[Dataset records]

** START **

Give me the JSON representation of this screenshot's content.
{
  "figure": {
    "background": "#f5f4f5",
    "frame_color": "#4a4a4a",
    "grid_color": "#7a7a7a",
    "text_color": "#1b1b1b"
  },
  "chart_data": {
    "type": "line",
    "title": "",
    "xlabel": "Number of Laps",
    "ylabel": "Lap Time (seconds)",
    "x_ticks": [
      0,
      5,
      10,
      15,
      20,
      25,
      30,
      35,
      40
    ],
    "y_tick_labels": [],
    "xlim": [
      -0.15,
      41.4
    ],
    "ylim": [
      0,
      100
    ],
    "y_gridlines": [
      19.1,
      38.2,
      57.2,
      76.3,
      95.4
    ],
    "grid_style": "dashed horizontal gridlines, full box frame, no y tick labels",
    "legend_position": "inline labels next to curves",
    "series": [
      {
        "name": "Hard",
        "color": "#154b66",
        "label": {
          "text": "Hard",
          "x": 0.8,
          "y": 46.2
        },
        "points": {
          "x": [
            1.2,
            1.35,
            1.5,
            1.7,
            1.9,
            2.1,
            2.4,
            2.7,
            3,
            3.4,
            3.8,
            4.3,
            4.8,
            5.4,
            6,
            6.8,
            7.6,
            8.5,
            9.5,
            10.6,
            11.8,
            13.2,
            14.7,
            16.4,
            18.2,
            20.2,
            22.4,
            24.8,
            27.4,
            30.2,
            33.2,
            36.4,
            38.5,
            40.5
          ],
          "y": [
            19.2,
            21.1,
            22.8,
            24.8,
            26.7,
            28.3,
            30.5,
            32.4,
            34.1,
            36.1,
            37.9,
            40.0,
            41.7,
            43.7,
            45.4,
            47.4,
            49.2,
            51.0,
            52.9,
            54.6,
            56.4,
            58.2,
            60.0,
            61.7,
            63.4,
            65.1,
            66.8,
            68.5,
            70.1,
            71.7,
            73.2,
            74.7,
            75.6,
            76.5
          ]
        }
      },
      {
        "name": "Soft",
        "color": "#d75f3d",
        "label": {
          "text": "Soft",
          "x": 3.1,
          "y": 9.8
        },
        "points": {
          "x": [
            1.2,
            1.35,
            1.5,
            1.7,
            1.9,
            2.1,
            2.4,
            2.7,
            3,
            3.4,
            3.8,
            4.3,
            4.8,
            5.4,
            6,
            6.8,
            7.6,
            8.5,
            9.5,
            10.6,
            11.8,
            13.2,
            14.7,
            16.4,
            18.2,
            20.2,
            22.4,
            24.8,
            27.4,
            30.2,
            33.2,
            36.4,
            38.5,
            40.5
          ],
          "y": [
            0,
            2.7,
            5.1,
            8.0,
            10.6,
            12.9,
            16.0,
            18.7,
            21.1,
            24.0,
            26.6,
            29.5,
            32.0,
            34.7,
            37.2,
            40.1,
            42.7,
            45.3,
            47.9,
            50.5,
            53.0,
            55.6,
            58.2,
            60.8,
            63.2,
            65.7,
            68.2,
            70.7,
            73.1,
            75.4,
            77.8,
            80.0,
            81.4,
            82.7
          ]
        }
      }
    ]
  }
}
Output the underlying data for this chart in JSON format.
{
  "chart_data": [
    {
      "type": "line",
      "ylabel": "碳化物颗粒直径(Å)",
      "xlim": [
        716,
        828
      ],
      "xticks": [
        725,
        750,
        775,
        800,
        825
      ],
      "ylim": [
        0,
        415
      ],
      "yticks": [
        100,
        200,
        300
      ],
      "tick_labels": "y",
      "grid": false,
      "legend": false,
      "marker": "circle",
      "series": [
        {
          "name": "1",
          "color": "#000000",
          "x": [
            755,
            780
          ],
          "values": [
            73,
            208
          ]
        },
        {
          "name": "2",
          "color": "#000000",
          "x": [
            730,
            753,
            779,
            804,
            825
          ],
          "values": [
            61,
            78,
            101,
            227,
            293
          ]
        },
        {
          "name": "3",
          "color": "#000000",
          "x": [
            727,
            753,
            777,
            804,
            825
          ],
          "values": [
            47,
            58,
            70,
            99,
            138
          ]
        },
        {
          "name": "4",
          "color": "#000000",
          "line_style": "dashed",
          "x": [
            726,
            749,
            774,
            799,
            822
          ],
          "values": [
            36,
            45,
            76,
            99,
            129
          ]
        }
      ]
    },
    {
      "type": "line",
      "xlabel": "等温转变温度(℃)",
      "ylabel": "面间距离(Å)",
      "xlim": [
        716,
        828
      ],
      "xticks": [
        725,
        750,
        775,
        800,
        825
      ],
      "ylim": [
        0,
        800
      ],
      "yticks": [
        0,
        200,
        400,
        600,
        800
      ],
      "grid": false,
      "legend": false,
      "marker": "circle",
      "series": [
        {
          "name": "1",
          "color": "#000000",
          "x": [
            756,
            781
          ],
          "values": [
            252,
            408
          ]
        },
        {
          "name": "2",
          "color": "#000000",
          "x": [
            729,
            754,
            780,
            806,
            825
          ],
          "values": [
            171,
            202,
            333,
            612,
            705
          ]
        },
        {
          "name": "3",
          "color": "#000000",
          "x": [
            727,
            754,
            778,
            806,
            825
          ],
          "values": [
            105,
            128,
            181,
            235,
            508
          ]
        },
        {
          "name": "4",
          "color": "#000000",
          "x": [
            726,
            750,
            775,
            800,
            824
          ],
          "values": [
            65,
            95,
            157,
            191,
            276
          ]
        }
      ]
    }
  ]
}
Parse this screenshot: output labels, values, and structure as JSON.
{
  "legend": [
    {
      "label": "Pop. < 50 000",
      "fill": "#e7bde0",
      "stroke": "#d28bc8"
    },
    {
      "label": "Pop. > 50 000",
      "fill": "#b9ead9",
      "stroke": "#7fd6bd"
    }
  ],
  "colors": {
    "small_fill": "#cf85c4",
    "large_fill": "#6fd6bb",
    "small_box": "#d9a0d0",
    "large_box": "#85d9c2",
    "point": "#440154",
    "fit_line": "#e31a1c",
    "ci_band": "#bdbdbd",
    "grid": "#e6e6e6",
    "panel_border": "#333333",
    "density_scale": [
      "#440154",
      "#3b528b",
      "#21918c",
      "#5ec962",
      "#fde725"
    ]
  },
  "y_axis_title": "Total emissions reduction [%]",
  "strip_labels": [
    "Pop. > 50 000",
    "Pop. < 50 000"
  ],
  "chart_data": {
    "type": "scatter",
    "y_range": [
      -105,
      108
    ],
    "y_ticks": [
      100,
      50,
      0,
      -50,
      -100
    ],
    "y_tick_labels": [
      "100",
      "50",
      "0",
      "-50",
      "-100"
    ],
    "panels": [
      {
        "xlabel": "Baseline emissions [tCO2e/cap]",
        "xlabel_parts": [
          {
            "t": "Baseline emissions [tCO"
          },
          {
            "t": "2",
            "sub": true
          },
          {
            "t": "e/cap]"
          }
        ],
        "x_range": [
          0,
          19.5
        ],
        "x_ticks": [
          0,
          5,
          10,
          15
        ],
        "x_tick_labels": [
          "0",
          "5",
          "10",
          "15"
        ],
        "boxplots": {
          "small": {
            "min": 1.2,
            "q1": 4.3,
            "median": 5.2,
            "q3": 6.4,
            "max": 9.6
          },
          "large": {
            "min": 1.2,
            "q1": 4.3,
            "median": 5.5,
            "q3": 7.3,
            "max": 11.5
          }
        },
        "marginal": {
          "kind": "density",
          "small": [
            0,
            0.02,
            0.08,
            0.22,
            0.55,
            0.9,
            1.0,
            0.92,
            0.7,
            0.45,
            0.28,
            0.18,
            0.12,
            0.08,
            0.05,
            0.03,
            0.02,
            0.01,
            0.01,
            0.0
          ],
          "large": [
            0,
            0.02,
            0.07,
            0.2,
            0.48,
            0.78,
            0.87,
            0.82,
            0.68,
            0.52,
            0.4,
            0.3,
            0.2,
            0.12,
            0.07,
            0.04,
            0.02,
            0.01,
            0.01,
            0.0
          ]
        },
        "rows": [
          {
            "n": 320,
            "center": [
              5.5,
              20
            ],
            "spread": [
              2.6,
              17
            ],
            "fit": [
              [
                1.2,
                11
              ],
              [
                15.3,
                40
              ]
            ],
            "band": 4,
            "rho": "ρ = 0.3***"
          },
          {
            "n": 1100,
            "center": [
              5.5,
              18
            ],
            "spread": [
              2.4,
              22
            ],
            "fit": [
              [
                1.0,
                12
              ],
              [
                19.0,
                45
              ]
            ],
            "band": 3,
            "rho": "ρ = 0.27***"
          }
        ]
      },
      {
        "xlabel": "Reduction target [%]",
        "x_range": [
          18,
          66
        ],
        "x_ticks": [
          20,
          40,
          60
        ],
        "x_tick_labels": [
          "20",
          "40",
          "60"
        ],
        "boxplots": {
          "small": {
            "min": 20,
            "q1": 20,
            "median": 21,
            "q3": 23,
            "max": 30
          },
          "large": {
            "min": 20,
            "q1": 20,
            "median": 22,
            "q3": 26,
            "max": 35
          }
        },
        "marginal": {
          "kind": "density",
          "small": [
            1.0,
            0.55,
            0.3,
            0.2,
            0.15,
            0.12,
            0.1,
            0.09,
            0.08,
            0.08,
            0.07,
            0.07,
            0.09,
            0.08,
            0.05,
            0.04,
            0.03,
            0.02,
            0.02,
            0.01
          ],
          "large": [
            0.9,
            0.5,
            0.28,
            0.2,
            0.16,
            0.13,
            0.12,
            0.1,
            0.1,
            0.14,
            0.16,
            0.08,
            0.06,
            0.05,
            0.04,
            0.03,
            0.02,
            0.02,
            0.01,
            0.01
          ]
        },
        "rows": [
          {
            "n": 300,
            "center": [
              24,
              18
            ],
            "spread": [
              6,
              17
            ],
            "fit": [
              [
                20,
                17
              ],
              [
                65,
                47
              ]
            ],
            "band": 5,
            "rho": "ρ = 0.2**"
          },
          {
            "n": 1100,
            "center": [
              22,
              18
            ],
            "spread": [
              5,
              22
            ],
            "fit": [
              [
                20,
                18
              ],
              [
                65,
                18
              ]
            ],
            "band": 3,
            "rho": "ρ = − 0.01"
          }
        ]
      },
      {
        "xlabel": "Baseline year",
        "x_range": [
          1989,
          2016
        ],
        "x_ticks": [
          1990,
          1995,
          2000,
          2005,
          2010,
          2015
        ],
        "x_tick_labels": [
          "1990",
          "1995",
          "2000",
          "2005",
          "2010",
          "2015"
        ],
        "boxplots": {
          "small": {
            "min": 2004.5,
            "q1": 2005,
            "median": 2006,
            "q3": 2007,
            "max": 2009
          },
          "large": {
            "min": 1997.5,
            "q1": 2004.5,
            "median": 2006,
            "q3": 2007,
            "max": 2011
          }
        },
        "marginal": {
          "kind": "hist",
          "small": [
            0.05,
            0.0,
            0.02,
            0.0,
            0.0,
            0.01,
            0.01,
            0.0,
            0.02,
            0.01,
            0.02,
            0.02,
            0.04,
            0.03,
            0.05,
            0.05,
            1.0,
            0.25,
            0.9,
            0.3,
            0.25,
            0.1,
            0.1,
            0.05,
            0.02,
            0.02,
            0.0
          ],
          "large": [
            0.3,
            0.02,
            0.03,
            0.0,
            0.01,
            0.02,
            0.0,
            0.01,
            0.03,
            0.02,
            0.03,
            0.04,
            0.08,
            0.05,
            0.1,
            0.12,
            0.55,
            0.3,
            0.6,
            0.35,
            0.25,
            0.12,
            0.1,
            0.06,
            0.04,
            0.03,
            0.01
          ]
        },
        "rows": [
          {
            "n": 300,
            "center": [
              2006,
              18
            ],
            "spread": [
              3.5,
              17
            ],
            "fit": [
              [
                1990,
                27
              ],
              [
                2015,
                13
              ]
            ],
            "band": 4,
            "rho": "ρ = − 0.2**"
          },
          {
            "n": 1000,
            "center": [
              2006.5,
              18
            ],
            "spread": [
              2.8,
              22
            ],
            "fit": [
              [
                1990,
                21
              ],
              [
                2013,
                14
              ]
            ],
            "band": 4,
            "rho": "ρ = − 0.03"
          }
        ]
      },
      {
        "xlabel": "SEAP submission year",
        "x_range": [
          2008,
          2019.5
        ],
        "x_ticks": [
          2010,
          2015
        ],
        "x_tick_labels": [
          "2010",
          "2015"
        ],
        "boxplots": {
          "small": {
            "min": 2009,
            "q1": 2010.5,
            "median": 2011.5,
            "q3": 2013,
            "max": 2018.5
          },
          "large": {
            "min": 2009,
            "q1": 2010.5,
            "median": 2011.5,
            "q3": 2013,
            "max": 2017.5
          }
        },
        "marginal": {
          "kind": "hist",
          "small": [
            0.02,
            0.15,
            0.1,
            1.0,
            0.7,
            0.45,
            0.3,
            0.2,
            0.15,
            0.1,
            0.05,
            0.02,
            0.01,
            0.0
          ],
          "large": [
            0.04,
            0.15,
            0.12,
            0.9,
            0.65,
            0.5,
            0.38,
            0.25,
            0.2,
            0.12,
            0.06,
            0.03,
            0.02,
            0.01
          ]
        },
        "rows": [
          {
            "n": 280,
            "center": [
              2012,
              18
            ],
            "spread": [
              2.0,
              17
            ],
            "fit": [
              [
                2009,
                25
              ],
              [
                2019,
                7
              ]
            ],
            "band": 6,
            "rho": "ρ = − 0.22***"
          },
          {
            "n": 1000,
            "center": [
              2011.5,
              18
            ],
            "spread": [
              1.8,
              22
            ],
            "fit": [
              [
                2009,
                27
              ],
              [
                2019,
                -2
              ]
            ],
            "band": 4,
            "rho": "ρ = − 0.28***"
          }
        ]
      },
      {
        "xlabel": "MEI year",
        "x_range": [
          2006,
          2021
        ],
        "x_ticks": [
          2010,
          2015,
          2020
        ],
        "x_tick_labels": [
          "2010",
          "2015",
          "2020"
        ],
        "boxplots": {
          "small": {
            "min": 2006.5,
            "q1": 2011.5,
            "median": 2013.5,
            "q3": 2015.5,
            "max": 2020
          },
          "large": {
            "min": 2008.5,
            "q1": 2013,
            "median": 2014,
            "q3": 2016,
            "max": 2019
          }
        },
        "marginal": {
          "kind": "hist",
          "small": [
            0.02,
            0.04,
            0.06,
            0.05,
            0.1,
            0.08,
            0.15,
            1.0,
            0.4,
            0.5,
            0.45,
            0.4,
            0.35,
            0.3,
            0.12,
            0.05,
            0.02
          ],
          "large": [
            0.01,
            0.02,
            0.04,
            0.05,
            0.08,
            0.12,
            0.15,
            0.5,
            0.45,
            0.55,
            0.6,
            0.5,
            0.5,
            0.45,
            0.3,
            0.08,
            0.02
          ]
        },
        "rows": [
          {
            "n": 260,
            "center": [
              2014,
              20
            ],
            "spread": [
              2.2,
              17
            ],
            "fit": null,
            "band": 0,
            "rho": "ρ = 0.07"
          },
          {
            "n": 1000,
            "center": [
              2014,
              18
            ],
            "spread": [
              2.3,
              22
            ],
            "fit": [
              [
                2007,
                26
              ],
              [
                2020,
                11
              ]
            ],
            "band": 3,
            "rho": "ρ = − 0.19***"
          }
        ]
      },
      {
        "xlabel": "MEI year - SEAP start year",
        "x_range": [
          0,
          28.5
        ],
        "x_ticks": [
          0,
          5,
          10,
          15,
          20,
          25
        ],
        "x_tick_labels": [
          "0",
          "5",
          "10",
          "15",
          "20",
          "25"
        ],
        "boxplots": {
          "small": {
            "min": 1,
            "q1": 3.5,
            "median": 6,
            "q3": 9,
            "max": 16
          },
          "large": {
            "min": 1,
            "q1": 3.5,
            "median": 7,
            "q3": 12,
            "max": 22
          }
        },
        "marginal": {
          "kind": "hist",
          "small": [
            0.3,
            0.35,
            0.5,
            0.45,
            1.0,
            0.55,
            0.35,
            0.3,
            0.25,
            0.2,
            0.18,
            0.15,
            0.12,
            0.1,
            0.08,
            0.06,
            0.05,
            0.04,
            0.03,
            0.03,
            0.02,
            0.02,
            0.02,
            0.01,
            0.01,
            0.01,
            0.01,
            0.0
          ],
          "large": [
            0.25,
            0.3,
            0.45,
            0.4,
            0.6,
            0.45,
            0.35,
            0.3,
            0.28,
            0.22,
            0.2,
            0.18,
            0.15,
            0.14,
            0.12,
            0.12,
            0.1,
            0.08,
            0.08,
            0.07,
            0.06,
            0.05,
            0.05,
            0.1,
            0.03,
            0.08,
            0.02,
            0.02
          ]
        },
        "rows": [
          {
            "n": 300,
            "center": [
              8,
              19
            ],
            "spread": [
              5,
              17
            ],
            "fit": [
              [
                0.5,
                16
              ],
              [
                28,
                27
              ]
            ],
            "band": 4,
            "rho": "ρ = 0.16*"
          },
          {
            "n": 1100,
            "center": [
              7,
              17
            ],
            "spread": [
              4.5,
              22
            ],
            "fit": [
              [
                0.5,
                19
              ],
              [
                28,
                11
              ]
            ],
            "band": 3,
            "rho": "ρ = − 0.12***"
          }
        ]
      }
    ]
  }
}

** END **

Given problem
Every line in the data that holds "median" should be copied out.

Response to this task
            "median": 5.2,
            "median": 5.5,
            "median": 21,
            "median": 22,
            "median": 2006,
            "median": 2006,
            "median": 2011.5,
            "median": 2011.5,
            "median": 2013.5,
            "median": 2014,
            "median": 6,
            "median": 7,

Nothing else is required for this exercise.